• YOUR OBJECTIVE: Leave out the pictures and copy the remaining records exactly.

——————

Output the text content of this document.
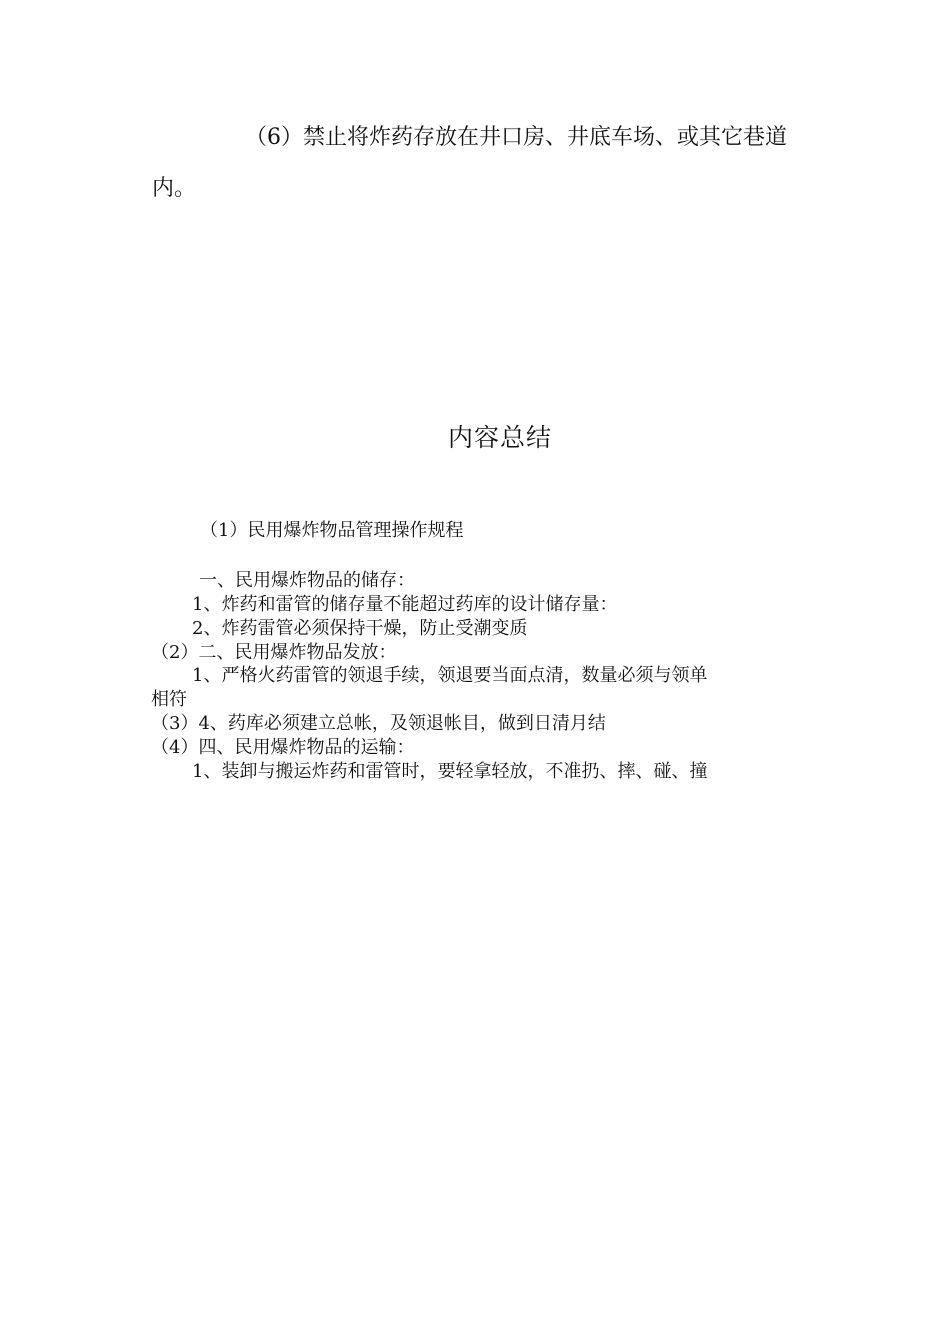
（6）禁止将炸药存放在井口房、井底车场、或其它巷道
内。
内容总结
（1）民用爆炸物品管理操作规程
一、民用爆炸物品的储存：
1、炸药和雷管的储存量不能超过药库的设计储存量：
2、炸药雷管必须保持干燥，防止受潮变质
（2）二、民用爆炸物品发放：
1、严格火药雷管的领退手续，领退要当面点清，数量必须与领单
相符
（3）4、药库必须建立总帐，及领退帐目，做到日清月结
（4）四、民用爆炸物品的运输：
1、装卸与搬运炸药和雷管时，要轻拿轻放，不准扔、摔、碰、撞
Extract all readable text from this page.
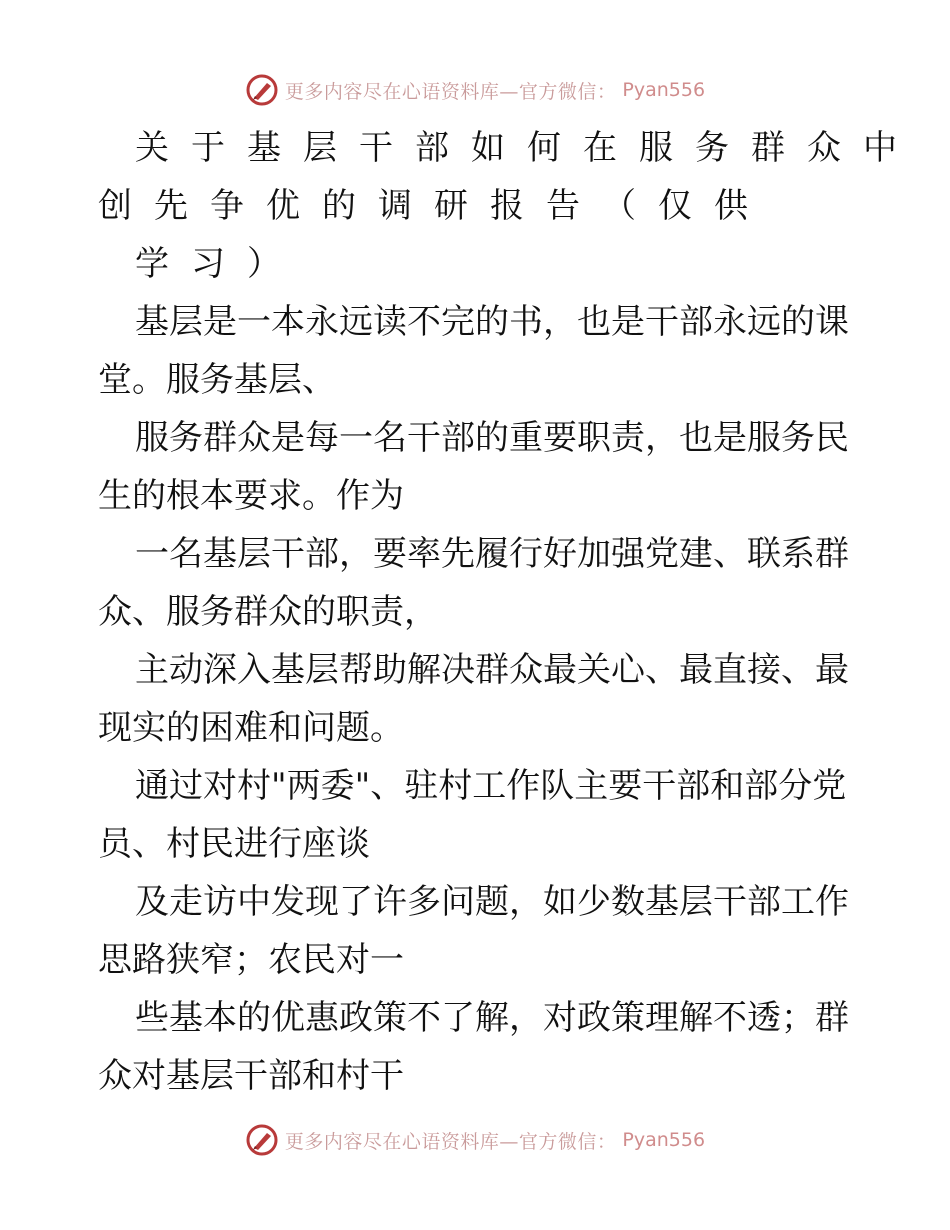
更多内容尽在心语资料库—官方微信： Pyan556
关于基层干部如何在服务群众中
创先争优的调研报告（仅供
学习）
基层是一本永远读不完的书，也是干部永远的课
堂。服务基层、
服务群众是每一名干部的重要职责，也是服务民
生的根本要求。作为
一名基层干部，要率先履行好加强党建、联系群
众、服务群众的职责，
主动深入基层帮助解决群众最关心、最直接、最
现实的困难和问题。
通过对村"两委"、驻村工作队主要干部和部分党
员、村民进行座谈
及走访中发现了许多问题，如少数基层干部工作
思路狭窄；农民对一
些基本的优惠政策不了解，对政策理解不透；群
众对基层干部和村干
更多内容尽在心语资料库—官方微信： Pyan556
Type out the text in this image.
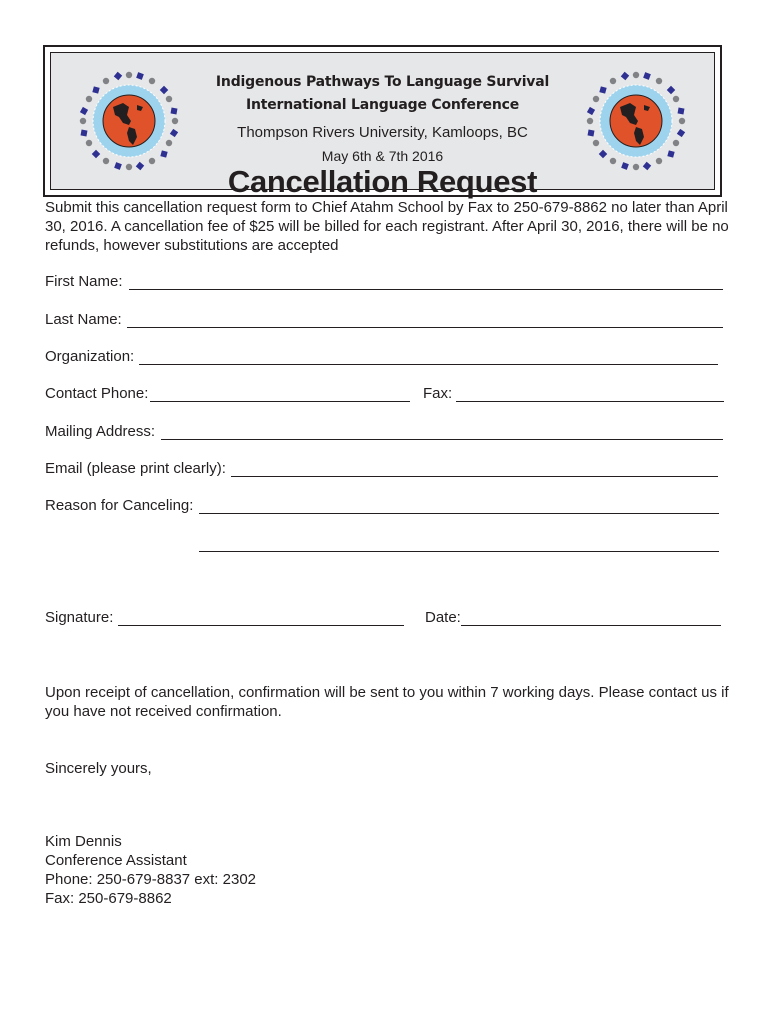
Indigenous Pathways To Language Survival
International Language Conference
Thompson Rivers University, Kamloops, BC
May 6th & 7th 2016
Cancellation Request
Submit this cancellation request form to Chief Atahm School by Fax to 250-679-8862 no later than April 30, 2016. A cancellation fee of $25 will be billed for each registrant. After April 30, 2016, there will be no refunds, however substitutions are accepted
First Name:
Last Name:
Organization:
Contact Phone:	Fax:
Mailing Address:
Email (please print clearly):
Reason for Canceling:
Signature:	Date:
Upon receipt of cancellation, confirmation will be sent to you within 7 working days. Please contact us if you have not received confirmation.
Sincerely yours,
Kim Dennis
Conference Assistant
Phone: 250-679-8837 ext: 2302
Fax: 250-679-8862
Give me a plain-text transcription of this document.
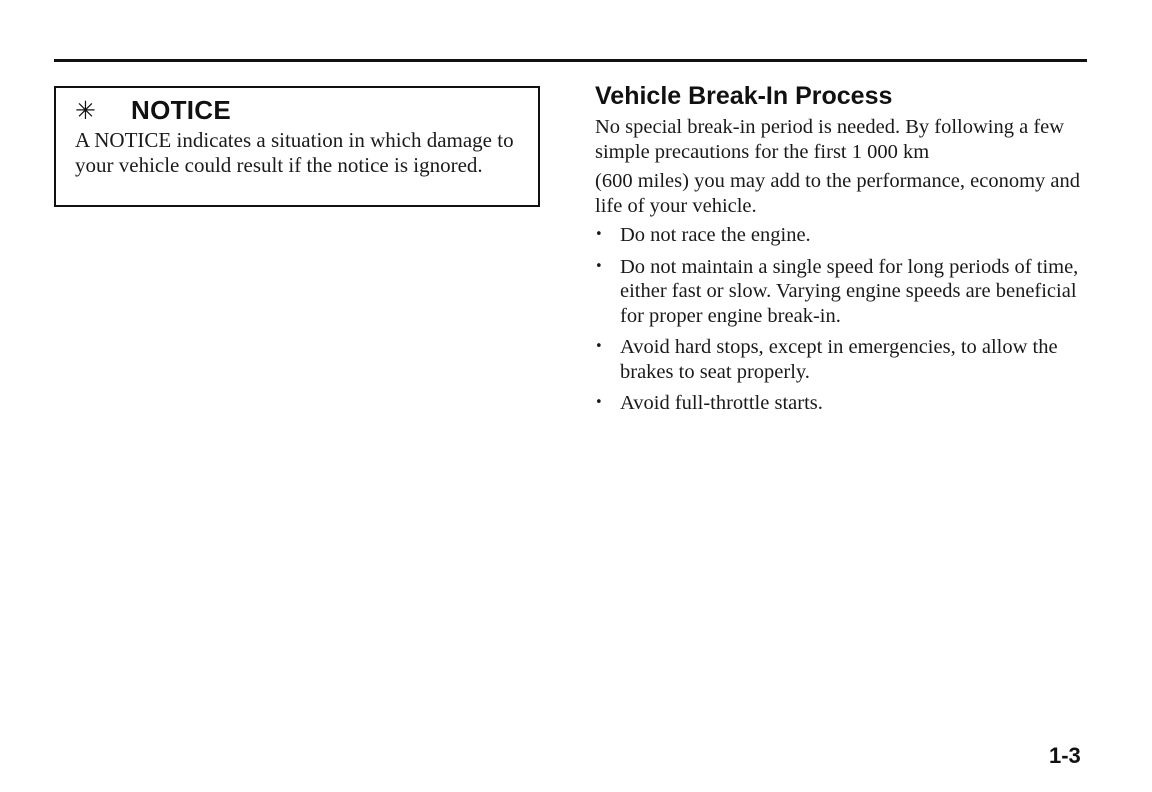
✳	NOTICE
A NOTICE indicates a situation in which damage to your vehicle could result if the notice is ignored.
Vehicle Break-In Process

No special break-in period is needed. By following a few simple precautions for the first 1 000 km

(600 miles) you may add to the performance, economy and life of your vehicle.

• Do not race the engine.
• Do not maintain a single speed for long periods of time, either fast or slow. Varying engine speeds are beneficial for proper engine break-in.
• Avoid hard stops, except in emergencies, to allow the brakes to seat properly.
• Avoid full-throttle starts.
1-3
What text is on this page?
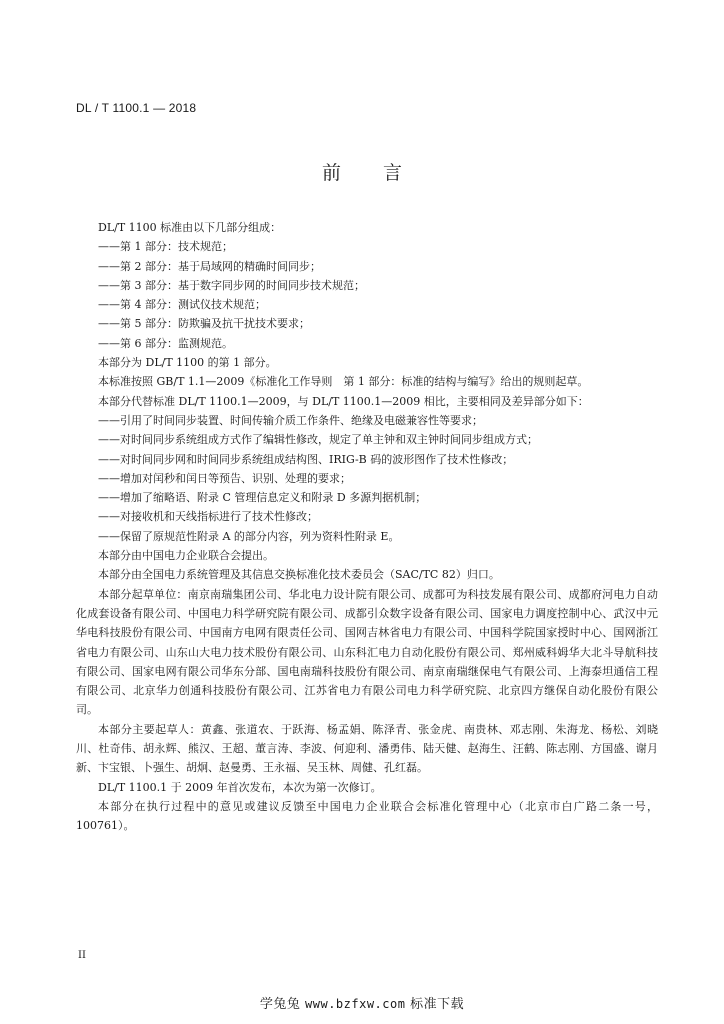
DL / T 1100.1 — 2018
前 言

DL/T 1100 标准由以下几部分组成：

——第 1 部分：技术规范；

——第 2 部分：基于局域网的精确时间同步；

——第 3 部分：基于数字同步网的时间同步技术规范；

——第 4 部分：测试仪技术规范；

——第 5 部分：防欺骗及抗干扰技术要求；

——第 6 部分：监测规范。

本部分为 DL/T 1100 的第 1 部分。

本标准按照 GB/T 1.1—2009《标准化工作导则　第 1 部分：标准的结构与编写》给出的规则起草。

本部分代替标准 DL/T 1100.1—2009，与 DL/T 1100.1—2009 相比，主要相同及差异部分如下：

——引用了时间同步装置、时间传输介质工作条件、绝缘及电磁兼容性等要求；

——对时间同步系统组成方式作了编辑性修改，规定了单主钟和双主钟时间同步组成方式；

——对时间同步网和时间同步系统组成结构图、IRIG-B 码的波形图作了技术性修改；

——增加对闰秒和闰日等预告、识别、处理的要求；

——增加了缩略语、附录 C 管理信息定义和附录 D 多源判据机制；

——对接收机和天线指标进行了技术性修改；

——保留了原规范性附录 A 的部分内容，列为资料性附录 E。

本部分由中国电力企业联合会提出。

本部分由全国电力系统管理及其信息交换标准化技术委员会（SAC/TC 82）归口。

本部分起草单位：南京南瑞集团公司、华北电力设计院有限公司、成都可为科技发展有限公司、成都府河电力自动化成套设备有限公司、中国电力科学研究院有限公司、成都引众数字设备有限公司、国家电力调度控制中心、武汉中元华电科技股份有限公司、中国南方电网有限责任公司、国网吉林省电力有限公司、中国科学院国家授时中心、国网浙江省电力有限公司、山东山大电力技术股份有限公司、山东科汇电力自动化股份有限公司、郑州威科姆华大北斗导航科技有限公司、国家电网有限公司华东分部、国电南瑞科技股份有限公司、南京南瑞继保电气有限公司、上海泰坦通信工程有限公司、北京华力创通科技股份有限公司、江苏省电力有限公司电力科学研究院、北京四方继保自动化股份有限公司。

本部分主要起草人：黄鑫、张道农、于跃海、杨孟娟、陈泽青、张金虎、南贵林、邓志刚、朱海龙、杨松、刘晓川、杜奇伟、胡永辉、熊汉、王超、董言涛、李波、何迎利、潘勇伟、陆天健、赵海生、汪鹤、陈志刚、方国盛、谢月新、卞宝银、卜强生、胡炯、赵曼勇、王永福、吴玉林、周健、孔红磊。

DL/T 1100.1 于 2009 年首次发布，本次为第一次修订。

本部分在执行过程中的意见或建议反馈至中国电力企业联合会标准化管理中心（北京市白广路二条一号，100761）。

II
学兔兔 www.bzfxw.com 标准下载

——————

• EXERCISE RESULT:
Output the text content of this document.
（6）禁止将炸药存放在井口房、井底车场、或其它巷道
内。
内容总结
（1）民用爆炸物品管理操作规程
一、民用爆炸物品的储存：
1、炸药和雷管的储存量不能超过药库的设计储存量：
2、炸药雷管必须保持干燥，防止受潮变质
（2）二、民用爆炸物品发放：
1、严格火药雷管的领退手续，领退要当面点清，数量必须与领单
相符
（3）4、药库必须建立总帐，及领退帐目，做到日清月结
（4）四、民用爆炸物品的运输：
1、装卸与搬运炸药和雷管时，要轻拿轻放，不准扔、摔、碰、撞
Extract all readable text from this page.
更多内容尽在心语资料库—官方微信： Pyan556
关于基层干部如何在服务群众中
创先争优的调研报告（仅供
学习）
基层是一本永远读不完的书，也是干部永远的课
堂。服务基层、
服务群众是每一名干部的重要职责，也是服务民
生的根本要求。作为
一名基层干部，要率先履行好加强党建、联系群
众、服务群众的职责，
主动深入基层帮助解决群众最关心、最直接、最
现实的困难和问题。
通过对村"两委"、驻村工作队主要干部和部分党
员、村民进行座谈
及走访中发现了许多问题，如少数基层干部工作
思路狭窄；农民对一
些基本的优惠政策不了解，对政策理解不透；群
众对基层干部和村干
更多内容尽在心语资料库—官方微信： Pyan556
Type out the text in this image.
Indigenous Pathways To Language Survival
International Language Conference
Thompson Rivers University, Kamloops, BC
May 6th & 7th 2016
Cancellation Request
Submit this cancellation request form to Chief Atahm School by Fax to 250-679-8862 no later than April 30, 2016. A cancellation fee of $25 will be billed for each registrant. After April 30, 2016, there will be no refunds, however substitutions are accepted
First Name:
Last Name:
Organization:
Contact Phone:	Fax:
Mailing Address:
Email (please print clearly):
Reason for Canceling:
Signature:	Date:
Upon receipt of cancellation, confirmation will be sent to you within 7 working days. Please contact us if you have not received confirmation.
Sincerely yours,
Kim Dennis
Conference Assistant
Phone: 250-679-8837 ext: 2302
Fax: 250-679-8862
Give me a plain-text transcription of this document.
✳	NOTICE
A NOTICE indicates a situation in which damage to your vehicle could result if the notice is ignored.
Vehicle Break-In Process

No special break-in period is needed. By following a few simple precautions for the first 1 000 km

(600 miles) you may add to the performance, economy and life of your vehicle.

• Do not race the engine.
• Do not maintain a single speed for long periods of time, either fast or slow. Varying engine speeds are beneficial for proper engine break-in.
• Avoid hard stops, except in emergencies, to allow the brakes to seat properly.
• Avoid full-throttle starts.
1-3
What text is on this page?
DL / T 1100.1 — 2018
前 言

DL/T 1100 标准由以下几部分组成：

——第 1 部分：技术规范；

——第 2 部分：基于局域网的精确时间同步；

——第 3 部分：基于数字同步网的时间同步技术规范；

——第 4 部分：测试仪技术规范；

——第 5 部分：防欺骗及抗干扰技术要求；

——第 6 部分：监测规范。

本部分为 DL/T 1100 的第 1 部分。

本标准按照 GB/T 1.1—2009《标准化工作导则　第 1 部分：标准的结构与编写》给出的规则起草。

本部分代替标准 DL/T 1100.1—2009，与 DL/T 1100.1—2009 相比，主要相同及差异部分如下：

——引用了时间同步装置、时间传输介质工作条件、绝缘及电磁兼容性等要求；

——对时间同步系统组成方式作了编辑性修改，规定了单主钟和双主钟时间同步组成方式；

——对时间同步网和时间同步系统组成结构图、IRIG-B 码的波形图作了技术性修改；

——增加对闰秒和闰日等预告、识别、处理的要求；

——增加了缩略语、附录 C 管理信息定义和附录 D 多源判据机制；

——对接收机和天线指标进行了技术性修改；

——保留了原规范性附录 A 的部分内容，列为资料性附录 E。

本部分由中国电力企业联合会提出。

本部分由全国电力系统管理及其信息交换标准化技术委员会（SAC/TC 82）归口。

本部分起草单位：南京南瑞集团公司、华北电力设计院有限公司、成都可为科技发展有限公司、成都府河电力自动化成套设备有限公司、中国电力科学研究院有限公司、成都引众数字设备有限公司、国家电力调度控制中心、武汉中元华电科技股份有限公司、中国南方电网有限责任公司、国网吉林省电力有限公司、中国科学院国家授时中心、国网浙江省电力有限公司、山东山大电力技术股份有限公司、山东科汇电力自动化股份有限公司、郑州威科姆华大北斗导航科技有限公司、国家电网有限公司华东分部、国电南瑞科技股份有限公司、南京南瑞继保电气有限公司、上海泰坦通信工程有限公司、北京华力创通科技股份有限公司、江苏省电力有限公司电力科学研究院、北京四方继保自动化股份有限公司。

本部分主要起草人：黄鑫、张道农、于跃海、杨孟娟、陈泽青、张金虎、南贵林、邓志刚、朱海龙、杨松、刘晓川、杜奇伟、胡永辉、熊汉、王超、董言涛、李波、何迎利、潘勇伟、陆天健、赵海生、汪鹤、陈志刚、方国盛、谢月新、卞宝银、卜强生、胡炯、赵曼勇、王永福、吴玉林、周健、孔红磊。

DL/T 1100.1 于 2009 年首次发布，本次为第一次修订。

本部分在执行过程中的意见或建议反馈至中国电力企业联合会标准化管理中心（北京市白广路二条一号，100761）。

II
学兔兔 www.bzfxw.com 标准下载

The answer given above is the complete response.